> [Your task]
What lines of the data include the string "this"? Copy them all.

** Start Given records **

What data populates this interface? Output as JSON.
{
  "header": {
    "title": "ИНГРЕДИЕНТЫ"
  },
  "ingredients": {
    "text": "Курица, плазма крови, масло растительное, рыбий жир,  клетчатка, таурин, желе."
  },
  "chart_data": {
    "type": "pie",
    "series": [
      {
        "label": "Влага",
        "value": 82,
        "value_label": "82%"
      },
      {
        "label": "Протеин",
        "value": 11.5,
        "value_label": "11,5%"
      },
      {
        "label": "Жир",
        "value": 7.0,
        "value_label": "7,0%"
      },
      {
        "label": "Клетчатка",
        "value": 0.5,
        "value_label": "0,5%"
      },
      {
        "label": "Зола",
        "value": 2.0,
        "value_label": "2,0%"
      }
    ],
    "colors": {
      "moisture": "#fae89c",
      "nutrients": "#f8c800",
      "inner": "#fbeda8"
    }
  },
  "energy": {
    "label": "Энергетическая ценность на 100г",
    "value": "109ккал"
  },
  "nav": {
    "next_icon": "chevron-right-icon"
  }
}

** End Given records **
** Start Given records **

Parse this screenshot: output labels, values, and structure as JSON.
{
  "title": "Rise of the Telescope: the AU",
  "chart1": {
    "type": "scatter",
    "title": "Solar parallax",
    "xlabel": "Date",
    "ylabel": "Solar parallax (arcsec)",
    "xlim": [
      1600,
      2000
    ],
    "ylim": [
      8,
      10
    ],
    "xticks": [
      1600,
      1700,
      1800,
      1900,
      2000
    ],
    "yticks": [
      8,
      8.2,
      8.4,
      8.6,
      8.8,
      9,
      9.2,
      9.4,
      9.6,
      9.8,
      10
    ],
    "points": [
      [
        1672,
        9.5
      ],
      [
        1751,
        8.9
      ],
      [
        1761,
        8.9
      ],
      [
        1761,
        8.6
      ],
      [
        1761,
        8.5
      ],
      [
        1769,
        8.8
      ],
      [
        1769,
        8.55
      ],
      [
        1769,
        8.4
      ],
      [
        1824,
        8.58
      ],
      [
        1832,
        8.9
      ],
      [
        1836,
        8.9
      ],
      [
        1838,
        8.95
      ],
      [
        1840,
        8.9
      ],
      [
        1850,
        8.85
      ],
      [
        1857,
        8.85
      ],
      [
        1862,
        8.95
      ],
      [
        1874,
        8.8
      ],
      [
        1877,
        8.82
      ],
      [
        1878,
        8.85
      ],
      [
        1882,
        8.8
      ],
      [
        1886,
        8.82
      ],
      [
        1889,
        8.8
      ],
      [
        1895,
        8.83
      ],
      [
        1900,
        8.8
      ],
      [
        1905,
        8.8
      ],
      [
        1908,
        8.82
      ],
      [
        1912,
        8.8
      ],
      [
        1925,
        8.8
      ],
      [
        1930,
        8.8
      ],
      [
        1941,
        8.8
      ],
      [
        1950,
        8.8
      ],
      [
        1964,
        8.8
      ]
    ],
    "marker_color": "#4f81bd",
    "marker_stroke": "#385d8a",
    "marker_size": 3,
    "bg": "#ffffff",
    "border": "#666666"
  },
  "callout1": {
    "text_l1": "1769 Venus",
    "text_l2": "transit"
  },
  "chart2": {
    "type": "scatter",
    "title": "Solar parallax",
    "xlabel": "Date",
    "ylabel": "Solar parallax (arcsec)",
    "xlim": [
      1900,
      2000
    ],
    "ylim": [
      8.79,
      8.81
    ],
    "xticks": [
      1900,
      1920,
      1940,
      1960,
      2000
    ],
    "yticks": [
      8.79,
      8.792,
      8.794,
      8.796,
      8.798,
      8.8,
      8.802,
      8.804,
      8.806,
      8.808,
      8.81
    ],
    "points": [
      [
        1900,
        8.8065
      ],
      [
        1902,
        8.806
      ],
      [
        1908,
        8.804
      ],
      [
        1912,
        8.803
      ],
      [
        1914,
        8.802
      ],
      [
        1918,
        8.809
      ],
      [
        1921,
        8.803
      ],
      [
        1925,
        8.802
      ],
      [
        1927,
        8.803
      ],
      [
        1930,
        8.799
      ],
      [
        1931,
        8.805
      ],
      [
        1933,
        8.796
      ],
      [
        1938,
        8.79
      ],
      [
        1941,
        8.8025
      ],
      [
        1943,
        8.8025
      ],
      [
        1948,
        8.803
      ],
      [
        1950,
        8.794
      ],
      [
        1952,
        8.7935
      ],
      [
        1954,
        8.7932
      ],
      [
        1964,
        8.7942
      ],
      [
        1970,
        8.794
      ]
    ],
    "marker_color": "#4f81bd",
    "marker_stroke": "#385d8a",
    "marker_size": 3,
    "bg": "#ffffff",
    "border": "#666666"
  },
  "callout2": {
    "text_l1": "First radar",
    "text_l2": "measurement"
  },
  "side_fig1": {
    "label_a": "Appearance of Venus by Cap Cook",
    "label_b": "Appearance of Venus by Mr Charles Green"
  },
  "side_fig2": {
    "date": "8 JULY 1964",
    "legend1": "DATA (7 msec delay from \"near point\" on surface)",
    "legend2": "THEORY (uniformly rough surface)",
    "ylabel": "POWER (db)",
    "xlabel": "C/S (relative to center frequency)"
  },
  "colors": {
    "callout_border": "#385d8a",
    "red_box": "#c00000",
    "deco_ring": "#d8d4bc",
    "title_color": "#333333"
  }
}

** End Given records **

> [Task result]
What data populates this interface? Output as JSON.
Parse this screenshot: output labels, values, and structure as JSON.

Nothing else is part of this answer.